- [Stated task]: Find the lines containing "heading" and say how many there are, with no other words.

- [Provided data]:
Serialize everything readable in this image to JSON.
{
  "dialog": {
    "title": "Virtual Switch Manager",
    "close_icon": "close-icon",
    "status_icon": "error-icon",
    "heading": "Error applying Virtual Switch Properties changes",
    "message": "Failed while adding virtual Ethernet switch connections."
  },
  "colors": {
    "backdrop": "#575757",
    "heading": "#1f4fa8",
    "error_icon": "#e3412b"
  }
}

- [Exercise solution]: 2